═════ Data extract

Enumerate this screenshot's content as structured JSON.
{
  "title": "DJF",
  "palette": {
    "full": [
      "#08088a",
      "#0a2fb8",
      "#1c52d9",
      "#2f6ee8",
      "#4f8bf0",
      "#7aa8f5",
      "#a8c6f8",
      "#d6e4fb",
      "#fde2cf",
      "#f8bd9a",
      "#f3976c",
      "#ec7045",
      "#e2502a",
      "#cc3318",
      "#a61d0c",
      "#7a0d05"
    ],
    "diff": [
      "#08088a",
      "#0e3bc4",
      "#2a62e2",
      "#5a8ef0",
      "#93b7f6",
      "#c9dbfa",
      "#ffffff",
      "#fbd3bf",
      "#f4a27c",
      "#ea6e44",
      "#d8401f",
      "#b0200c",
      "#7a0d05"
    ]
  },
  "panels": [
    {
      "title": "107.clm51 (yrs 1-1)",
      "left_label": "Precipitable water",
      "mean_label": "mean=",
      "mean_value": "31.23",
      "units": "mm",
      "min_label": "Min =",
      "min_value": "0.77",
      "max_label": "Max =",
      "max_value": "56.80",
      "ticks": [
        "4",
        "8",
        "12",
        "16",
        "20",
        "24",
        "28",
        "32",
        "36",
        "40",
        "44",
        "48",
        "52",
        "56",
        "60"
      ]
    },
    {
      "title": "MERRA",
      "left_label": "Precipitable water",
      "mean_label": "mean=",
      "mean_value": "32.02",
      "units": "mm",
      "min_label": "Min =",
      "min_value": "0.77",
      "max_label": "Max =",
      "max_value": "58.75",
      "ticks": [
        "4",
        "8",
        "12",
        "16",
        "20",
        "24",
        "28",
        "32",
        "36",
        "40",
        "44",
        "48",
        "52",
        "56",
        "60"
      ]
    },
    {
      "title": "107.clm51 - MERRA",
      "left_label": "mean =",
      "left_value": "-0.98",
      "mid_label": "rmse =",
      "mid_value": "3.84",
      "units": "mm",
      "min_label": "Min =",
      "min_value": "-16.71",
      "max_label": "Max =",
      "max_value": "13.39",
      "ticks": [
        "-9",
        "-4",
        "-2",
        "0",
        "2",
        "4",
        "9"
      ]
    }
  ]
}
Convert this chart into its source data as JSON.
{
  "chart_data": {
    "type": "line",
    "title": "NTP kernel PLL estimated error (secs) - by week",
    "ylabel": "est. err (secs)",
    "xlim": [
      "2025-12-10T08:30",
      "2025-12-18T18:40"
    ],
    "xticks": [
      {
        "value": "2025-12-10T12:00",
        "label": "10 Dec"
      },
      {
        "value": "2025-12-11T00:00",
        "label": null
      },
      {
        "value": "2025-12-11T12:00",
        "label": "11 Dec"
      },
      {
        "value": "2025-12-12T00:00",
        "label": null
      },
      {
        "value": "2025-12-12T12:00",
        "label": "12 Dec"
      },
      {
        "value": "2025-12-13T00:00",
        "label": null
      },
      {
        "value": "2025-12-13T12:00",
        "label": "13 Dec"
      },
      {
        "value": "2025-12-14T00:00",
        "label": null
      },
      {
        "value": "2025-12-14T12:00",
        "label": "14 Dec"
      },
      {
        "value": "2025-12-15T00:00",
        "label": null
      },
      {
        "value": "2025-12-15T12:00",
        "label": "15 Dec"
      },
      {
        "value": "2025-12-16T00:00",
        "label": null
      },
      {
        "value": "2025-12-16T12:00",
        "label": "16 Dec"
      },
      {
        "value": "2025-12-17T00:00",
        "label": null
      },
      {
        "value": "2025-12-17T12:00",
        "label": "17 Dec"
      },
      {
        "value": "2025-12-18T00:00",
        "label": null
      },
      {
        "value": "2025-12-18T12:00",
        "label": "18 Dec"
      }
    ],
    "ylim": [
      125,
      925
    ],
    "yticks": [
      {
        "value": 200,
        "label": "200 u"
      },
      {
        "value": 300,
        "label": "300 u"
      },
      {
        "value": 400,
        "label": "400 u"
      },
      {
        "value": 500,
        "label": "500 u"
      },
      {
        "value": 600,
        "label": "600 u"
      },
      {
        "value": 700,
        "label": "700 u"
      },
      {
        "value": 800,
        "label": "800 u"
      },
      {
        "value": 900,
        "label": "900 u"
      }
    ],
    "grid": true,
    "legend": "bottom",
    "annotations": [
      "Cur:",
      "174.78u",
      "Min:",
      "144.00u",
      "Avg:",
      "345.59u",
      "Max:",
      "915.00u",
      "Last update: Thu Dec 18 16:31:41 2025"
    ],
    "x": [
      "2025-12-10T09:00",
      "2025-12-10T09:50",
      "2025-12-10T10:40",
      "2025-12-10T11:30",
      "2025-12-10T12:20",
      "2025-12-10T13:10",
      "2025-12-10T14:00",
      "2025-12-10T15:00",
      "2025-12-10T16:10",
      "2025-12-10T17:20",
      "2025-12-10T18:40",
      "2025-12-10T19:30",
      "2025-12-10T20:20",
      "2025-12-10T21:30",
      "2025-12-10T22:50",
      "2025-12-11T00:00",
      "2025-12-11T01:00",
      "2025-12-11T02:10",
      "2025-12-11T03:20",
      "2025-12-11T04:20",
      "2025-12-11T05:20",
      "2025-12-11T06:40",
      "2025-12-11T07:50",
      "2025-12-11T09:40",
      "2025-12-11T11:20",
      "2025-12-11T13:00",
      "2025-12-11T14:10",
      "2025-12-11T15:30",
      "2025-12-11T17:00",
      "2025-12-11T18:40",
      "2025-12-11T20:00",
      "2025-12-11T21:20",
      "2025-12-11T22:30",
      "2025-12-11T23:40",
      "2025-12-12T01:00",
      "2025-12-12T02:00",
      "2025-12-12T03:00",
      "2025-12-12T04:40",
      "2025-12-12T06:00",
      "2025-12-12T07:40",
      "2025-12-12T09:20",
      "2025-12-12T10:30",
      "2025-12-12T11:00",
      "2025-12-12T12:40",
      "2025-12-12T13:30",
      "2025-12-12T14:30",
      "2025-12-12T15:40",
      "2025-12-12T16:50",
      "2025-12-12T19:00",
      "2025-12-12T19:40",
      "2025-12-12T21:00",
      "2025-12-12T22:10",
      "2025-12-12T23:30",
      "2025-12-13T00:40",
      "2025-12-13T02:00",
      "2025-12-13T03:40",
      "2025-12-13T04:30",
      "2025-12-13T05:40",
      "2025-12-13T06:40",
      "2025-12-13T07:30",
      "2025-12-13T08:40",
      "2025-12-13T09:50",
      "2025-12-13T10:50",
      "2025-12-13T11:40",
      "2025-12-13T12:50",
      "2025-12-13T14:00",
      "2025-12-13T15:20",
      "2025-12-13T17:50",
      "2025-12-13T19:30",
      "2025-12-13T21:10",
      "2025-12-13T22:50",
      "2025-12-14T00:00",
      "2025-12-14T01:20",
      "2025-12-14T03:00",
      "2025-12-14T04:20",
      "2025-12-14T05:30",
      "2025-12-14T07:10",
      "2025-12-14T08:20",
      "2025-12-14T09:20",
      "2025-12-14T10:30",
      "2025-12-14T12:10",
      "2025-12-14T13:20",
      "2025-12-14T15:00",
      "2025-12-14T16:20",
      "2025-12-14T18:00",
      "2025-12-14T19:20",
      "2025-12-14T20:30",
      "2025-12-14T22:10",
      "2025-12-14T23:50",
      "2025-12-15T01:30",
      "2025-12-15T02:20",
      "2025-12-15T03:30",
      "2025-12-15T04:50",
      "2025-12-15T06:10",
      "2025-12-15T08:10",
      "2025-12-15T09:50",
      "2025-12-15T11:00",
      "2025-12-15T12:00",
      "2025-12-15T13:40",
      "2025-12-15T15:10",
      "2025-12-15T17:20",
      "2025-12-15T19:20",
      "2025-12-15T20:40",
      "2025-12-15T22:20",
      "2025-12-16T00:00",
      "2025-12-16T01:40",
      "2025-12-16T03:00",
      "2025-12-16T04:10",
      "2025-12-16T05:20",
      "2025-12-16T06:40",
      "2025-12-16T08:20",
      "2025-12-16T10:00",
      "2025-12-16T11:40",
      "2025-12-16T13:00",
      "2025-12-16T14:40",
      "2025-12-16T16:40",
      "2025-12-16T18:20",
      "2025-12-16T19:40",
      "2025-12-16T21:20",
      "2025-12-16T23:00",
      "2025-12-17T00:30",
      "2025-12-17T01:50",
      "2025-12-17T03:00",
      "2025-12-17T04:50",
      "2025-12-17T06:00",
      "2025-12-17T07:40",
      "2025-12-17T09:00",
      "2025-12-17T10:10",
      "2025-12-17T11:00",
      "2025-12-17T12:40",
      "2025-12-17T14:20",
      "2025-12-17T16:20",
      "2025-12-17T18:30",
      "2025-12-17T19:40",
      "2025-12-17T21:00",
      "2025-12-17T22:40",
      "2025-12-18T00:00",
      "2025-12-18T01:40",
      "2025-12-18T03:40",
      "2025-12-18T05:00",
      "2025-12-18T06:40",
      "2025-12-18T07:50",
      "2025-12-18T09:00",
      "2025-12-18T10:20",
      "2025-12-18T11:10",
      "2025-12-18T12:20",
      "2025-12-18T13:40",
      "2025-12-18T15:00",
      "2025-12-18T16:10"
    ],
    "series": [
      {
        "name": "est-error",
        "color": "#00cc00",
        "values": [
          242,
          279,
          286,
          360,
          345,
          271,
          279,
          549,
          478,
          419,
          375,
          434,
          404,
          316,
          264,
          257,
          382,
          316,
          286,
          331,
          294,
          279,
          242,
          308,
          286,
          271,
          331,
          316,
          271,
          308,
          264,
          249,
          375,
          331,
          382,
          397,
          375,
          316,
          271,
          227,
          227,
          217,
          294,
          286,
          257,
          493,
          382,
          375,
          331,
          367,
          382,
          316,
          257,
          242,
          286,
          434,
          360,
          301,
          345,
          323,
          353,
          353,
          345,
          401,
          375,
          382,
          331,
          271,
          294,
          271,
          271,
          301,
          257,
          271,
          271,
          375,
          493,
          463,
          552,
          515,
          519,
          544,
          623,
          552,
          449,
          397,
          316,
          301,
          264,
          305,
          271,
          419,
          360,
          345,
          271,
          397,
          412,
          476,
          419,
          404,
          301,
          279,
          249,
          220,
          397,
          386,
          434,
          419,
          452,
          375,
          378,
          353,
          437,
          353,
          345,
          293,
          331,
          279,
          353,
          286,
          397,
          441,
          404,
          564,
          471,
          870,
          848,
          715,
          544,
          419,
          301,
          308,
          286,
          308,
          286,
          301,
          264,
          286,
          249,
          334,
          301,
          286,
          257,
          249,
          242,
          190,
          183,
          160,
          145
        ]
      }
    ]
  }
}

══════════

■ **Instructions for the task**: Every line containing the string "secs" must be listed.

■ **Exercise output**:
    "title": "NTP kernel PLL estimated error (secs) - by week",
    "ylabel": "est. err (secs)",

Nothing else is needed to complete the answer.